▸ **Job**
Check each line for the word "xlabel" and report how many have it. Give nothing else.
-- Begin --
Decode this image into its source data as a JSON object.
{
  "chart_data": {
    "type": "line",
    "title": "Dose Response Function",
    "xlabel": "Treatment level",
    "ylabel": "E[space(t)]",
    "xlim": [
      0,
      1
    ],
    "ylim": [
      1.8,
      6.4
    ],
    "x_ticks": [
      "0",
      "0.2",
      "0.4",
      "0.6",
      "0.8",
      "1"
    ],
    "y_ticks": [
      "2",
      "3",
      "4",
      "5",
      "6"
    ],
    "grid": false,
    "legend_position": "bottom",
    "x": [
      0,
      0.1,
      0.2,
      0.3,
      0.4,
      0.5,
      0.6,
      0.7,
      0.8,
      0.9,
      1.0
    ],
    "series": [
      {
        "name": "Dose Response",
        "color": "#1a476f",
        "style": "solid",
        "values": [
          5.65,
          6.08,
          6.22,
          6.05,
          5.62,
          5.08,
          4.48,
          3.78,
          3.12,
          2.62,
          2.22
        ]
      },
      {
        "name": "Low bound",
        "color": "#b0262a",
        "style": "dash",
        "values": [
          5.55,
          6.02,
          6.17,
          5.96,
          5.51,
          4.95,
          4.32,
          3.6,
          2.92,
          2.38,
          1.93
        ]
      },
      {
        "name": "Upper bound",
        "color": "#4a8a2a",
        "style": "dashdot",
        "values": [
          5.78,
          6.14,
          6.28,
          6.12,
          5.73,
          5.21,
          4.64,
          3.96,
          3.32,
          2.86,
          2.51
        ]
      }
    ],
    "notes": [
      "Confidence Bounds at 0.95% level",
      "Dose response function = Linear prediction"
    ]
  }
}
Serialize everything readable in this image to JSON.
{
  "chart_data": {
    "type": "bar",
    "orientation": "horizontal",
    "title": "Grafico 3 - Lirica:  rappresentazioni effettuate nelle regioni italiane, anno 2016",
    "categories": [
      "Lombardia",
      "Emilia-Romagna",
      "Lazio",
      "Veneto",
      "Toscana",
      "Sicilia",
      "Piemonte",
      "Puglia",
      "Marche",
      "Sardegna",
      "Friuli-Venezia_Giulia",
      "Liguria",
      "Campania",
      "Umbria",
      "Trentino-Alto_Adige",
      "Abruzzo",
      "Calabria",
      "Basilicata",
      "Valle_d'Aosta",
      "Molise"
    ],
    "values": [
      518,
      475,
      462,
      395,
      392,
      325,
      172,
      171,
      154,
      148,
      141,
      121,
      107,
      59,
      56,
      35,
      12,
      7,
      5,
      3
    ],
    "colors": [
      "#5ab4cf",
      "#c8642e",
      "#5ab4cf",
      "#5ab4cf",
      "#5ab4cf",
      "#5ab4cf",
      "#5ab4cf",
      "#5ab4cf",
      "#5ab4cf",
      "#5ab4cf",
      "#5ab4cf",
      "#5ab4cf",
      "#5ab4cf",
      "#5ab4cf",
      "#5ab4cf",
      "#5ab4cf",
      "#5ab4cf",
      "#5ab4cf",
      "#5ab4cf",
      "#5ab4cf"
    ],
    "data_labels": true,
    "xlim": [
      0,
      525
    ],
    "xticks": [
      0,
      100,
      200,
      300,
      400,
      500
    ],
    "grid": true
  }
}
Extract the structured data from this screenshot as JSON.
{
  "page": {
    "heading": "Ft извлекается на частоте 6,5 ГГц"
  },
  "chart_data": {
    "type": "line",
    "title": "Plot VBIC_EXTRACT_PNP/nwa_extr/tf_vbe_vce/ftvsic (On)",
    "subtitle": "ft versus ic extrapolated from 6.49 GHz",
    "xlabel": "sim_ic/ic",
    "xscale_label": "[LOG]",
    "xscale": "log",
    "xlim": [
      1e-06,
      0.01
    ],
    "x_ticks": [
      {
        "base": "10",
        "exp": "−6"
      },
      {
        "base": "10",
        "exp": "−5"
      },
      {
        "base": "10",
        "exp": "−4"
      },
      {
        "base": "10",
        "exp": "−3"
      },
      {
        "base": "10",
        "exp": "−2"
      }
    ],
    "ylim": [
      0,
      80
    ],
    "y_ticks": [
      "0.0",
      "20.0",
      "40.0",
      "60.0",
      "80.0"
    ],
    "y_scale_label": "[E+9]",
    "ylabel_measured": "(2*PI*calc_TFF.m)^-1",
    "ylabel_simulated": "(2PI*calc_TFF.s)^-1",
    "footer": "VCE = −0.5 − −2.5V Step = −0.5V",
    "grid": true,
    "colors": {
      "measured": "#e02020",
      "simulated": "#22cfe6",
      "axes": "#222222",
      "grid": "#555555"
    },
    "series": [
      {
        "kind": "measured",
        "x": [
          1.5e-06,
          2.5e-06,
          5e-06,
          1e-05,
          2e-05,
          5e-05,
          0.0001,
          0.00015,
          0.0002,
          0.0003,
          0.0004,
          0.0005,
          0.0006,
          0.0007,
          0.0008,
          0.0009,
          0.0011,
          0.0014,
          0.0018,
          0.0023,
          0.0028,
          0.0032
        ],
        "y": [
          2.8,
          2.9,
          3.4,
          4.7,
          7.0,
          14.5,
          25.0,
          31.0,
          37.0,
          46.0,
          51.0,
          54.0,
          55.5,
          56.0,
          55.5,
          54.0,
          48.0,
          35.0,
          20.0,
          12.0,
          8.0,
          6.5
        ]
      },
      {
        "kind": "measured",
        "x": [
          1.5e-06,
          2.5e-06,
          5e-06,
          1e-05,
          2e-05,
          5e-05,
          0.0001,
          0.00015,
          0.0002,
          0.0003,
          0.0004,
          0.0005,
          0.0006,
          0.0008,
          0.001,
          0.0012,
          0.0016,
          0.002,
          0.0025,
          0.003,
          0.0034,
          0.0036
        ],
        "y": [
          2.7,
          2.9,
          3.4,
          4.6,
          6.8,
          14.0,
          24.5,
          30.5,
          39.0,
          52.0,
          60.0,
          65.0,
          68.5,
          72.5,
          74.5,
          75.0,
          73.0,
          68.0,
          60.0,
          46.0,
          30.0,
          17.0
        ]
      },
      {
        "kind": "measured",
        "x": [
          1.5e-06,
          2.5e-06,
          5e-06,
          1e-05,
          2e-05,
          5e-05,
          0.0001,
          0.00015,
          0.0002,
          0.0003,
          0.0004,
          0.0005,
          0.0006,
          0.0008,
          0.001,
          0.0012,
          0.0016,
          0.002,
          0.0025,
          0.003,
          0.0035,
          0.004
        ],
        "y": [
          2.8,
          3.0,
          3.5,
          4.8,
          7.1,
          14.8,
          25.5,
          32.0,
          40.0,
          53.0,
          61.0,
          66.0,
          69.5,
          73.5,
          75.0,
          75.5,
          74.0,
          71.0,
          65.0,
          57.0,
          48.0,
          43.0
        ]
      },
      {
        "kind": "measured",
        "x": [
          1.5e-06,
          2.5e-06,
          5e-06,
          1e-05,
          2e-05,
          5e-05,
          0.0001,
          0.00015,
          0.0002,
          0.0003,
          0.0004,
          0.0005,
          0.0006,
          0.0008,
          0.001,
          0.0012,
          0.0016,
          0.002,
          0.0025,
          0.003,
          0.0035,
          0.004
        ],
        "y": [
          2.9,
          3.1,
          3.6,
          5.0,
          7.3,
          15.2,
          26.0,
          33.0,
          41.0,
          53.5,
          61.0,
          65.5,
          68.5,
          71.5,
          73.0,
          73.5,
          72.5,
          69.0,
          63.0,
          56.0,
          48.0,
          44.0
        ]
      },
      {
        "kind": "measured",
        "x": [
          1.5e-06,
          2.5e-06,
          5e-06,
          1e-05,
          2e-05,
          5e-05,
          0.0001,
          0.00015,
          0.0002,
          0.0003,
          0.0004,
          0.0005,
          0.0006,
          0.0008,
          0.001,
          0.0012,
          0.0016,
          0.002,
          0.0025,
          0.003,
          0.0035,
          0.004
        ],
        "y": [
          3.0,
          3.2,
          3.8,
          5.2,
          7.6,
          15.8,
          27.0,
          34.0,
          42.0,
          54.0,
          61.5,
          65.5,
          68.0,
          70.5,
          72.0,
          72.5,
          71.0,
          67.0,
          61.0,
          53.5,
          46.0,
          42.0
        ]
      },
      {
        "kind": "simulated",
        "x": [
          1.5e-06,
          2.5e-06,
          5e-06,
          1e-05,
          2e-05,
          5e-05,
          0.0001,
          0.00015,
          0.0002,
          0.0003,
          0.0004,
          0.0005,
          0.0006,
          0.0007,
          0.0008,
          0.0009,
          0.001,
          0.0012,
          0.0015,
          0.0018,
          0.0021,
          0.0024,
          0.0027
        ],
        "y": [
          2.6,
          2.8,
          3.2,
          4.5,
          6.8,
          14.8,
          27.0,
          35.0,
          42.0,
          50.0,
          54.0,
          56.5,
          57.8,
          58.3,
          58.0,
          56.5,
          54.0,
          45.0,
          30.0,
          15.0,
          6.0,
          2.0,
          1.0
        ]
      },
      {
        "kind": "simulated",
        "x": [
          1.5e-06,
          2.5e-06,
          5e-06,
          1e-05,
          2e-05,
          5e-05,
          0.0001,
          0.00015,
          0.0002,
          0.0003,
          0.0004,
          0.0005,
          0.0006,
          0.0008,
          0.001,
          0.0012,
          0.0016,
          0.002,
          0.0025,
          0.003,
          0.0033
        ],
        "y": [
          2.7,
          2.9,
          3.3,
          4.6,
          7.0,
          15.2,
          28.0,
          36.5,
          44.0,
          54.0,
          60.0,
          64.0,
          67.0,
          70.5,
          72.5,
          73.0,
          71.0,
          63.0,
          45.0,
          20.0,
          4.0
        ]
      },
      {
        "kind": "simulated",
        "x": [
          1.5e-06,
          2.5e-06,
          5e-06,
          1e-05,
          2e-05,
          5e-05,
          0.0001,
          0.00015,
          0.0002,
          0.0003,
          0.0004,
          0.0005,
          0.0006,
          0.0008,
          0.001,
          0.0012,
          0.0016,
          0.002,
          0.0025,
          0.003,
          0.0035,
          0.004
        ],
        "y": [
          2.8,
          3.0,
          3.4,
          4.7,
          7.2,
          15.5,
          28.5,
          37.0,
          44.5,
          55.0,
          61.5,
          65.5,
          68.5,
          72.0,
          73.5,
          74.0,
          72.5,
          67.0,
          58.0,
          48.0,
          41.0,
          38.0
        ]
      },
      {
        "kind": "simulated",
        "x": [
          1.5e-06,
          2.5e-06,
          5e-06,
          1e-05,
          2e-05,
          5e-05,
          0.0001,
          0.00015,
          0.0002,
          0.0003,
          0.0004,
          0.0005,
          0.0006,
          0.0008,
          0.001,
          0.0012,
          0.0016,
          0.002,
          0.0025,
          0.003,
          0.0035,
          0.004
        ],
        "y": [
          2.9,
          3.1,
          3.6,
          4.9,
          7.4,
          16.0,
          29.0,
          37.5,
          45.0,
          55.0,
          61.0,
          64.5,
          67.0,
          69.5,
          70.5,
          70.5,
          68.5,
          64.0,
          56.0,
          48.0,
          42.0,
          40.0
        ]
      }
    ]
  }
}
-- End --
▸ **Task solution**
2